PROBLEM TO SOLVE: Make an exact copy of the entries below with the pictures removed.

SOURCE MATERIAL:
------------------------------------

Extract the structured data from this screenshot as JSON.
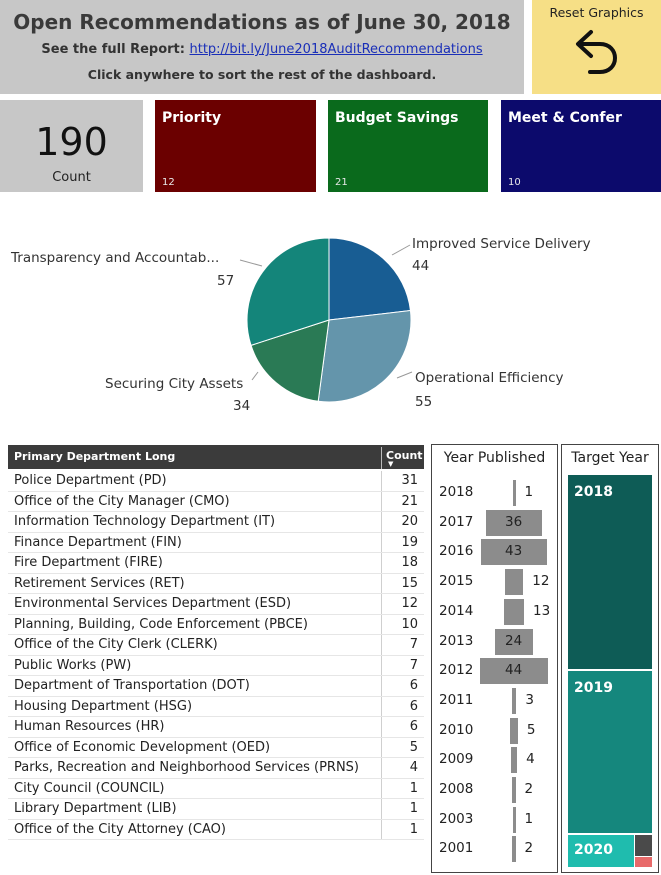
{
  "header": {
    "title": "Open Recommendations as of June 30, 2018",
    "sub_prefix": "See the full Report:",
    "link_text": "http://bit.ly/June2018AuditRecommendations",
    "note": "Click anywhere to sort the rest of the dashboard."
  },
  "reset": {
    "label": "Reset Graphics",
    "icon": "undo-arrow-icon"
  },
  "kpis": {
    "count_value": "190",
    "count_label": "Count",
    "priority": {
      "label": "Priority",
      "value": "12",
      "color": "#6b0000"
    },
    "budget": {
      "label": "Budget Savings",
      "value": "21",
      "color": "#0a6a1c"
    },
    "meet": {
      "label": "Meet & Confer",
      "value": "10",
      "color": "#0c0a6c"
    }
  },
  "pie": {
    "slices": [
      {
        "name": "Improved Service Delivery",
        "value": 44,
        "color": "#185d93"
      },
      {
        "name": "Operational Efficiency",
        "value": 55,
        "color": "#6495ab"
      },
      {
        "name": "Securing City Assets",
        "value": 34,
        "color": "#2a7a55"
      },
      {
        "name": "Transparency and Accountab...",
        "value": 57,
        "color": "#14857a"
      }
    ]
  },
  "table": {
    "header_dept": "Primary Department Long",
    "header_count": "Count",
    "rows": [
      {
        "dept": "Police Department (PD)",
        "count": "31"
      },
      {
        "dept": "Office of the City Manager (CMO)",
        "count": "21"
      },
      {
        "dept": "Information Technology Department (IT)",
        "count": "20"
      },
      {
        "dept": "Finance Department (FIN)",
        "count": "19"
      },
      {
        "dept": "Fire Department (FIRE)",
        "count": "18"
      },
      {
        "dept": "Retirement Services (RET)",
        "count": "15"
      },
      {
        "dept": "Environmental Services Department (ESD)",
        "count": "12"
      },
      {
        "dept": "Planning, Building, Code Enforcement (PBCE)",
        "count": "10"
      },
      {
        "dept": "Office of the City Clerk (CLERK)",
        "count": "7"
      },
      {
        "dept": "Public Works (PW)",
        "count": "7"
      },
      {
        "dept": "Department of Transportation (DOT)",
        "count": "6"
      },
      {
        "dept": "Housing Department (HSG)",
        "count": "6"
      },
      {
        "dept": "Human Resources (HR)",
        "count": "6"
      },
      {
        "dept": "Office of Economic Development (OED)",
        "count": "5"
      },
      {
        "dept": "Parks, Recreation and Neighborhood Services (PRNS)",
        "count": "4"
      },
      {
        "dept": "City Council (COUNCIL)",
        "count": "1"
      },
      {
        "dept": "Library Department (LIB)",
        "count": "1"
      },
      {
        "dept": "Office of the City Attorney (CAO)",
        "count": "1"
      }
    ]
  },
  "year_published": {
    "title": "Year Published",
    "rows": [
      {
        "year": "2018",
        "value": 1
      },
      {
        "year": "2017",
        "value": 36
      },
      {
        "year": "2016",
        "value": 43
      },
      {
        "year": "2015",
        "value": 12
      },
      {
        "year": "2014",
        "value": 13
      },
      {
        "year": "2013",
        "value": 24
      },
      {
        "year": "2012",
        "value": 44
      },
      {
        "year": "2011",
        "value": 3
      },
      {
        "year": "2010",
        "value": 5
      },
      {
        "year": "2009",
        "value": 4
      },
      {
        "year": "2008",
        "value": 2
      },
      {
        "year": "2003",
        "value": 1
      },
      {
        "year": "2001",
        "value": 2
      }
    ]
  },
  "target_year": {
    "title": "Target Year",
    "segments": [
      {
        "label": "2018",
        "color": "#0e5c56"
      },
      {
        "label": "2019",
        "color": "#15877d"
      },
      {
        "label": "2020",
        "color": "#1fbcae"
      }
    ],
    "mini_colors": [
      "#4a4a4a",
      "#e86a6a"
    ]
  }
}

------------------------------------

TASK RESULT:
Extract the structured data from this screenshot as JSON.
{
  "header": {
    "title": "Open Recommendations as of June 30, 2018",
    "sub_prefix": "See the full Report:",
    "link_text": "http://bit.ly/June2018AuditRecommendations",
    "note": "Click anywhere to sort the rest of the dashboard."
  },
  "reset": {
    "label": "Reset Graphics",
    "icon": "undo-arrow-icon"
  },
  "kpis": {
    "count_value": "190",
    "count_label": "Count",
    "priority": {
      "label": "Priority",
      "value": "12",
      "color": "#6b0000"
    },
    "budget": {
      "label": "Budget Savings",
      "value": "21",
      "color": "#0a6a1c"
    },
    "meet": {
      "label": "Meet & Confer",
      "value": "10",
      "color": "#0c0a6c"
    }
  },
  "pie": {
    "slices": [
      {
        "name": "Improved Service Delivery",
        "value": 44,
        "color": "#185d93"
      },
      {
        "name": "Operational Efficiency",
        "value": 55,
        "color": "#6495ab"
      },
      {
        "name": "Securing City Assets",
        "value": 34,
        "color": "#2a7a55"
      },
      {
        "name": "Transparency and Accountab...",
        "value": 57,
        "color": "#14857a"
      }
    ]
  },
  "table": {
    "header_dept": "Primary Department Long",
    "header_count": "Count",
    "rows": [
      {
        "dept": "Police Department (PD)",
        "count": "31"
      },
      {
        "dept": "Office of the City Manager (CMO)",
        "count": "21"
      },
      {
        "dept": "Information Technology Department (IT)",
        "count": "20"
      },
      {
        "dept": "Finance Department (FIN)",
        "count": "19"
      },
      {
        "dept": "Fire Department (FIRE)",
        "count": "18"
      },
      {
        "dept": "Retirement Services (RET)",
        "count": "15"
      },
      {
        "dept": "Environmental Services Department (ESD)",
        "count": "12"
      },
      {
        "dept": "Planning, Building, Code Enforcement (PBCE)",
        "count": "10"
      },
      {
        "dept": "Office of the City Clerk (CLERK)",
        "count": "7"
      },
      {
        "dept": "Public Works (PW)",
        "count": "7"
      },
      {
        "dept": "Department of Transportation (DOT)",
        "count": "6"
      },
      {
        "dept": "Housing Department (HSG)",
        "count": "6"
      },
      {
        "dept": "Human Resources (HR)",
        "count": "6"
      },
      {
        "dept": "Office of Economic Development (OED)",
        "count": "5"
      },
      {
        "dept": "Parks, Recreation and Neighborhood Services (PRNS)",
        "count": "4"
      },
      {
        "dept": "City Council (COUNCIL)",
        "count": "1"
      },
      {
        "dept": "Library Department (LIB)",
        "count": "1"
      },
      {
        "dept": "Office of the City Attorney (CAO)",
        "count": "1"
      }
    ]
  },
  "year_published": {
    "title": "Year Published",
    "rows": [
      {
        "year": "2018",
        "value": 1
      },
      {
        "year": "2017",
        "value": 36
      },
      {
        "year": "2016",
        "value": 43
      },
      {
        "year": "2015",
        "value": 12
      },
      {
        "year": "2014",
        "value": 13
      },
      {
        "year": "2013",
        "value": 24
      },
      {
        "year": "2012",
        "value": 44
      },
      {
        "year": "2011",
        "value": 3
      },
      {
        "year": "2010",
        "value": 5
      },
      {
        "year": "2009",
        "value": 4
      },
      {
        "year": "2008",
        "value": 2
      },
      {
        "year": "2003",
        "value": 1
      },
      {
        "year": "2001",
        "value": 2
      }
    ]
  },
  "target_year": {
    "title": "Target Year",
    "segments": [
      {
        "label": "2018",
        "color": "#0e5c56"
      },
      {
        "label": "2019",
        "color": "#15877d"
      },
      {
        "label": "2020",
        "color": "#1fbcae"
      }
    ],
    "mini_colors": [
      "#4a4a4a",
      "#e86a6a"
    ]
  }
}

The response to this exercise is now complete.